** begin DATASET ENTRIES **
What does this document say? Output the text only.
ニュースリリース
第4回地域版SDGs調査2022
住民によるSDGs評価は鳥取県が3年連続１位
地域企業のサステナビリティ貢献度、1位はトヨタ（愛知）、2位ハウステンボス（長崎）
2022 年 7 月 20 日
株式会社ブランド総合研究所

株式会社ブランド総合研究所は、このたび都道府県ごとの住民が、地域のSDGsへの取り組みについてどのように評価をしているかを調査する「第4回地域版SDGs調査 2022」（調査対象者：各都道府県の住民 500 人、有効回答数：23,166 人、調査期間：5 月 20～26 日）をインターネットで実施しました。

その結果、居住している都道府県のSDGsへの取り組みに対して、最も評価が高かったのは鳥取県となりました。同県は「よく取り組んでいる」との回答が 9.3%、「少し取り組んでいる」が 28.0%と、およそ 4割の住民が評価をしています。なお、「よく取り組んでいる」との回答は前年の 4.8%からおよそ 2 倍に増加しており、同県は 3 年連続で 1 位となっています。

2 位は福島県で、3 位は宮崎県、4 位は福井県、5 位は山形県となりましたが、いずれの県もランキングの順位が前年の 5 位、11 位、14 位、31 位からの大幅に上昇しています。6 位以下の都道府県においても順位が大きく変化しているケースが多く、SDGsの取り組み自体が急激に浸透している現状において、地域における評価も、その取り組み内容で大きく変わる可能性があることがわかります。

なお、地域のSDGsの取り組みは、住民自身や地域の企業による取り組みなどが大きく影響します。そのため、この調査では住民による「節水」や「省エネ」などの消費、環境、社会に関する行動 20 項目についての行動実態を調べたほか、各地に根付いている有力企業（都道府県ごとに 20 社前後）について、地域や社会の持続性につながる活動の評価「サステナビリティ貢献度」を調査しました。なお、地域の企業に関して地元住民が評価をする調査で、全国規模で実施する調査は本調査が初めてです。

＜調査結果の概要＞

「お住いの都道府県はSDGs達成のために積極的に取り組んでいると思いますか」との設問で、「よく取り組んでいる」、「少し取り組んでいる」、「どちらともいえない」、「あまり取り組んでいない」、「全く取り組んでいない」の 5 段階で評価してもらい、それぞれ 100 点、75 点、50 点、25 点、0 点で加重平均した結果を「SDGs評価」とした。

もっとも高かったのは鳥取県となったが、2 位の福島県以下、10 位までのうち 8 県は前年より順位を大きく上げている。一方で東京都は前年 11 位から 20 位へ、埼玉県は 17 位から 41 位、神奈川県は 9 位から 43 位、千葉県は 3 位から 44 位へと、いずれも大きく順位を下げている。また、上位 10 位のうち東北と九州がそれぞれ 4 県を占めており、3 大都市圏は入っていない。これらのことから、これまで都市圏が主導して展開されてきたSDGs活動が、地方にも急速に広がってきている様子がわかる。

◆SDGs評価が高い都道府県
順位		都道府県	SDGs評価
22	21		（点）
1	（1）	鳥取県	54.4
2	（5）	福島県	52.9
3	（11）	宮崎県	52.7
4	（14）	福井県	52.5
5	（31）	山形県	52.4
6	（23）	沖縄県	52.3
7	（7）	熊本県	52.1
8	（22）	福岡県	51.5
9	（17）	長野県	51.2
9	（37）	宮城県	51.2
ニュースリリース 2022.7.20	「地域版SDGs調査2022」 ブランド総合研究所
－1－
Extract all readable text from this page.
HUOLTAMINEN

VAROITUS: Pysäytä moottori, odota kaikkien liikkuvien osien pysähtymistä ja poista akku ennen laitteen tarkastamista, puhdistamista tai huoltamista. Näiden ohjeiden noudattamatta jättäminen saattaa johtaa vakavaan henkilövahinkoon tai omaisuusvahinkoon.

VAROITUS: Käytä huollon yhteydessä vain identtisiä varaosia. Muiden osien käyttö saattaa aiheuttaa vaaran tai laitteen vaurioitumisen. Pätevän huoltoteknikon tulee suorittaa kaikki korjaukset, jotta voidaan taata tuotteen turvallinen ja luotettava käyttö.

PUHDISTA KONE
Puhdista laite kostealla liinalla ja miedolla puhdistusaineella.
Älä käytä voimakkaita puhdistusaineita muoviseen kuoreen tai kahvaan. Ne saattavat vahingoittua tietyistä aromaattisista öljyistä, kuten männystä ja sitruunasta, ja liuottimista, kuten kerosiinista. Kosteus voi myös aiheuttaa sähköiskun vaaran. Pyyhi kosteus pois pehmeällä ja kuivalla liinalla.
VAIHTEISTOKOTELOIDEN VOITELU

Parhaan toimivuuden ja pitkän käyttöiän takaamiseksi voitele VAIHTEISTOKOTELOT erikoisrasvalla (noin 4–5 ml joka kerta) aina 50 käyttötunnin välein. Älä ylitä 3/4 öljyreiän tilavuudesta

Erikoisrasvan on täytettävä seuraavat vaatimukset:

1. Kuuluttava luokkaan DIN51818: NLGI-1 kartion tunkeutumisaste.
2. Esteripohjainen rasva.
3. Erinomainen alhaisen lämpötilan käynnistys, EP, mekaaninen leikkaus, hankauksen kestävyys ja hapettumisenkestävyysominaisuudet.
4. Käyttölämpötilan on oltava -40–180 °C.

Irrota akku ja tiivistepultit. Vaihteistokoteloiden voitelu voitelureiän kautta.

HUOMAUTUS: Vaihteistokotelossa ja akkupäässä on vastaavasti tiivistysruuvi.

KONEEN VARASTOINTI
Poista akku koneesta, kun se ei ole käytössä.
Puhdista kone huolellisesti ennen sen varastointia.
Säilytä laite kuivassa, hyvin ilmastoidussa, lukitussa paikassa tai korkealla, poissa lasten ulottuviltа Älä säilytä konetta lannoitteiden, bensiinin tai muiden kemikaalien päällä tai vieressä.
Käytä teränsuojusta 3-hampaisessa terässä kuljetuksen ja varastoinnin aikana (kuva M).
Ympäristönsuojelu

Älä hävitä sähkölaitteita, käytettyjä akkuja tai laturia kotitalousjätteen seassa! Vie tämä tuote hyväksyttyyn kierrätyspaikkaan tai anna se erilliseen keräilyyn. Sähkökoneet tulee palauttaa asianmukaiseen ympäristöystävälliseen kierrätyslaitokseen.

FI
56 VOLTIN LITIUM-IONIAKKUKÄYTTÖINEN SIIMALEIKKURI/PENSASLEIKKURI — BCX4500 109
** end DATASET ENTRIES **
■ WORK TO DO ■
From the entries above, extract every line where the word "vaaran" appears.

■ ANSWER FOR THE TASK ■
VAROITUS: Käytä huollon yhteydessä vain identtisiä varaosia. Muiden osien käyttö saattaa aiheuttaa vaaran tai laitteen vaurioitumisen. Pätevän huoltoteknikon tulee suorittaa kaikki korjaukset, jotta voidaan taata tuotteen turvallinen ja luotettava käyttö.
Älä käytä voimakkaita puhdistusaineita muoviseen kuoreen tai kahvaan. Ne saattavat vahingoittua tietyistä aromaattisista öljyistä, kuten männystä ja sitruunasta, ja liuottimista, kuten kerosiinista. Kosteus voi myös aiheuttaa sähköiskun vaaran. Pyyhi kosteus pois pehmeällä ja kuivalla liinalla.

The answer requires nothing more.